• SET TASK:
Retype the material below. Keep every word exactly as it is.

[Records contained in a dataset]
┌──
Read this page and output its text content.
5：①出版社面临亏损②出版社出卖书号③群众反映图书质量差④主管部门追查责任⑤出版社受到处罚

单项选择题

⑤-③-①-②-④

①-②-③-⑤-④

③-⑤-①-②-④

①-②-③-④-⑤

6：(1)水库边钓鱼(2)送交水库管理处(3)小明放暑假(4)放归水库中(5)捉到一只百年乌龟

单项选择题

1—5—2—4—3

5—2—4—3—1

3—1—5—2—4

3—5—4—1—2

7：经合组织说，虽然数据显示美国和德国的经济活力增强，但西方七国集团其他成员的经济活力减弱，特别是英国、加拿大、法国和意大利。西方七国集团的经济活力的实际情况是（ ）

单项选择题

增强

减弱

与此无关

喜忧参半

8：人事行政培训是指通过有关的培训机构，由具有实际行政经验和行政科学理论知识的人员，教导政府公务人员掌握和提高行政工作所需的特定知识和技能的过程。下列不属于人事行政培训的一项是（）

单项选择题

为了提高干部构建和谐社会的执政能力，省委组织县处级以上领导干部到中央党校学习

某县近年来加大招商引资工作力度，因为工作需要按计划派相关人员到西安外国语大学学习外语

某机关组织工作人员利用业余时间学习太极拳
└──
• OUTPUT:
Read this page and output its text content.
5：①出版社面临亏损②出版社出卖书号③群众反映图书质量差④主管部门追查责任⑤出版社受到处罚

单项选择题

⑤-③-①-②-④

①-②-③-⑤-④

③-⑤-①-②-④

①-②-③-④-⑤

6：(1)水库边钓鱼(2)送交水库管理处(3)小明放暑假(4)放归水库中(5)捉到一只百年乌龟

单项选择题

1—5—2—4—3

5—2—4—3—1

3—1—5—2—4

3—5—4—1—2

7：经合组织说，虽然数据显示美国和德国的经济活力增强，但西方七国集团其他成员的经济活力减弱，特别是英国、加拿大、法国和意大利。西方七国集团的经济活力的实际情况是（ ）

单项选择题

增强

减弱

与此无关

喜忧参半

8：人事行政培训是指通过有关的培训机构，由具有实际行政经验和行政科学理论知识的人员，教导政府公务人员掌握和提高行政工作所需的特定知识和技能的过程。下列不属于人事行政培训的一项是（）

单项选择题

为了提高干部构建和谐社会的执政能力，省委组织县处级以上领导干部到中央党校学习

某县近年来加大招商引资工作力度，因为工作需要按计划派相关人员到西安外国语大学学习外语

某机关组织工作人员利用业余时间学习太极拳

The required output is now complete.